— Start Data provided —

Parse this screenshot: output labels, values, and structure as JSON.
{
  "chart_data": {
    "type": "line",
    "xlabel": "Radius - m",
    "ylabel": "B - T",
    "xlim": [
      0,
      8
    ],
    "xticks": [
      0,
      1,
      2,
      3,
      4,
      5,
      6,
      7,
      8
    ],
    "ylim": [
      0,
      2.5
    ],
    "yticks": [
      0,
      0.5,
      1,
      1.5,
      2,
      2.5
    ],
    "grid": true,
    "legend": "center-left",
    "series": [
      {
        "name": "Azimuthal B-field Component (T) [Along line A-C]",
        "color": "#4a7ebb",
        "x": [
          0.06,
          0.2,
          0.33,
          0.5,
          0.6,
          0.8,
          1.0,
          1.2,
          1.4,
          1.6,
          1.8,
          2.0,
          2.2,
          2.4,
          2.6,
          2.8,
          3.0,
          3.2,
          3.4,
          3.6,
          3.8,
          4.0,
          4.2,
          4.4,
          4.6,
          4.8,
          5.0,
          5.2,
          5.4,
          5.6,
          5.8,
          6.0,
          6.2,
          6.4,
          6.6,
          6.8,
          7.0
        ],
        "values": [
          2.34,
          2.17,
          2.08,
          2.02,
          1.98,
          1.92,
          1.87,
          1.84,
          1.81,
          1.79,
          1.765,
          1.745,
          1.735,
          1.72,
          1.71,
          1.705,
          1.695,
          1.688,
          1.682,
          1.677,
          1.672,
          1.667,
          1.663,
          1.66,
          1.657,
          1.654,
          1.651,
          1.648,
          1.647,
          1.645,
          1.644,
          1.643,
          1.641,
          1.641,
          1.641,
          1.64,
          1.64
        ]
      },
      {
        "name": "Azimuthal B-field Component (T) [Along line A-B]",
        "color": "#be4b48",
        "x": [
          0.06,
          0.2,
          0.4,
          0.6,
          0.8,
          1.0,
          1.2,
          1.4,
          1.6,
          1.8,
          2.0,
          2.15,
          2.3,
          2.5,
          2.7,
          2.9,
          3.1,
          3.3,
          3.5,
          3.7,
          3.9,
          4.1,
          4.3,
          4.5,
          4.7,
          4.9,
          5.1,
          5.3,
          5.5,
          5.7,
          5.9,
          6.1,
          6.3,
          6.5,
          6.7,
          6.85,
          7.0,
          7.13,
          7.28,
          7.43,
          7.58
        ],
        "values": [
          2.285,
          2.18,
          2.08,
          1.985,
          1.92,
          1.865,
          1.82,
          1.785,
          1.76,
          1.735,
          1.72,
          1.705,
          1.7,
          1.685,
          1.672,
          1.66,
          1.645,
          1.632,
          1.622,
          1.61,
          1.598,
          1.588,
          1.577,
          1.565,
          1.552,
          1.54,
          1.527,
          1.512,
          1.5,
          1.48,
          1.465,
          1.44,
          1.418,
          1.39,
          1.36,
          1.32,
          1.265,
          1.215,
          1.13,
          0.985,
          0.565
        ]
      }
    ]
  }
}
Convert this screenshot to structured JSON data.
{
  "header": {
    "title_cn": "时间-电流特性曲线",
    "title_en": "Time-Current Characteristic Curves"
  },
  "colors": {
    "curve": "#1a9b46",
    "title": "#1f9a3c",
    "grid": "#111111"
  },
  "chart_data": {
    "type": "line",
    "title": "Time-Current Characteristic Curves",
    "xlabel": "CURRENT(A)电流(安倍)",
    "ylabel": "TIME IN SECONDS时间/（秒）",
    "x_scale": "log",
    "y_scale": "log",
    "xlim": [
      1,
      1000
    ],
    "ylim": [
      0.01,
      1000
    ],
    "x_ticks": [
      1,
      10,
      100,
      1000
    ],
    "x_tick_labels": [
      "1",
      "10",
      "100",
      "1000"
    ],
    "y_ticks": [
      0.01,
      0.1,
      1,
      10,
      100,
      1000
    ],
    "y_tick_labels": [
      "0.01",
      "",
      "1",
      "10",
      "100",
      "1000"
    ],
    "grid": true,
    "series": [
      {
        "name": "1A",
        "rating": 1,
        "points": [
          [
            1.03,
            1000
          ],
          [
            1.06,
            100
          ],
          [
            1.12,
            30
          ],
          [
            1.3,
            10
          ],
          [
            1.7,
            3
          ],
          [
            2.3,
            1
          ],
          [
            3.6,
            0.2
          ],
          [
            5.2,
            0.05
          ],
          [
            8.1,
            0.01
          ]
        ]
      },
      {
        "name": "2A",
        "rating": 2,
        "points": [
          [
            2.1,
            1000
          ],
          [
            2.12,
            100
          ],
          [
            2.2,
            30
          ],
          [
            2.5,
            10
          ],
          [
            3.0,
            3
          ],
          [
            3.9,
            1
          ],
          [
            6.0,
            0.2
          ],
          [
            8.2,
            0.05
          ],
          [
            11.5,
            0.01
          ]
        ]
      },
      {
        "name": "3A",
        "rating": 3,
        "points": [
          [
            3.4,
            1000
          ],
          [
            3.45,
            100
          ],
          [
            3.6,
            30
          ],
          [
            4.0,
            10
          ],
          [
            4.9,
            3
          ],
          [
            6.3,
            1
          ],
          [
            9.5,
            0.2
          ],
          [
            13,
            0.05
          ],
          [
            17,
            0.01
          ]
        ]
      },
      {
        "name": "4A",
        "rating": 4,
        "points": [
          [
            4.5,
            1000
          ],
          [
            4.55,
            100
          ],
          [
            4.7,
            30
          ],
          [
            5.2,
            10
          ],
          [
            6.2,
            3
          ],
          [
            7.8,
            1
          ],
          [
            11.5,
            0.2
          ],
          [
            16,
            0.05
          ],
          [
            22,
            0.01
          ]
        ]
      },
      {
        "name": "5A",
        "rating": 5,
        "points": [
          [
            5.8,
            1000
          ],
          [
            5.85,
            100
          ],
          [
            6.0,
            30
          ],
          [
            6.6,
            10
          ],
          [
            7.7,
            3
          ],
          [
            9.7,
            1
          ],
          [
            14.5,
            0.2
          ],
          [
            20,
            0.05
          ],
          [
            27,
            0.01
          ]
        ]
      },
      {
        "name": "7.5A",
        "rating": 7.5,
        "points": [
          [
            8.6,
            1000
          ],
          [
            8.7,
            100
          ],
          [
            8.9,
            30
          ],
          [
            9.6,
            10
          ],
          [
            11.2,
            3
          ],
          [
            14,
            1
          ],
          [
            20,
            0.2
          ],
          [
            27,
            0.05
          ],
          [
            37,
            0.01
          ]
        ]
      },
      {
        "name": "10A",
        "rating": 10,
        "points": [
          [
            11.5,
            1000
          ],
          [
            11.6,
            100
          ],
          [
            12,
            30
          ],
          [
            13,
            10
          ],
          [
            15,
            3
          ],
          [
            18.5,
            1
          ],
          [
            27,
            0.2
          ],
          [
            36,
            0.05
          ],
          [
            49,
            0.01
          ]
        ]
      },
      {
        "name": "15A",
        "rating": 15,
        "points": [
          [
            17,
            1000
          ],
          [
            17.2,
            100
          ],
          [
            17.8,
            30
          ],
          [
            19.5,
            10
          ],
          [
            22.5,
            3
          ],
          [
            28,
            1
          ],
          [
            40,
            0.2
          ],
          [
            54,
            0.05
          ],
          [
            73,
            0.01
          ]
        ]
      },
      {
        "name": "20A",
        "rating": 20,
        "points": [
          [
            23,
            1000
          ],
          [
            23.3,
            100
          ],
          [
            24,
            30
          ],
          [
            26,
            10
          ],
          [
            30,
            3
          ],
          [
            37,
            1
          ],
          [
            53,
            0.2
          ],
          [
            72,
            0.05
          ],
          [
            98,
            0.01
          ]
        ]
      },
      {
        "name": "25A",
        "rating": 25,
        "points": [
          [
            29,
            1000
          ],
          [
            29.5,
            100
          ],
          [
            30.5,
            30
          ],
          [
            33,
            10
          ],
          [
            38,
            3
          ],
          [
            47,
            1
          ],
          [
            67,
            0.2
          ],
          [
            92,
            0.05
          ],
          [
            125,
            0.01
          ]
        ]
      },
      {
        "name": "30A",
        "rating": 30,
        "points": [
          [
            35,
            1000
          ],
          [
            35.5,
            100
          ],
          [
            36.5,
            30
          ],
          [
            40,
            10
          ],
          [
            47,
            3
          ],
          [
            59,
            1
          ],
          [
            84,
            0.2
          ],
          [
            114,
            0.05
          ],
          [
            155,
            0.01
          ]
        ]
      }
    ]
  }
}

— End Data provided —

◆ **Exercise goal**
Go through the entries and return each line where the word "Curves" appears.

◆ **Exercise response**
    "title_en": "Time-Current Characteristic Curves"
    "title": "Time-Current Characteristic Curves",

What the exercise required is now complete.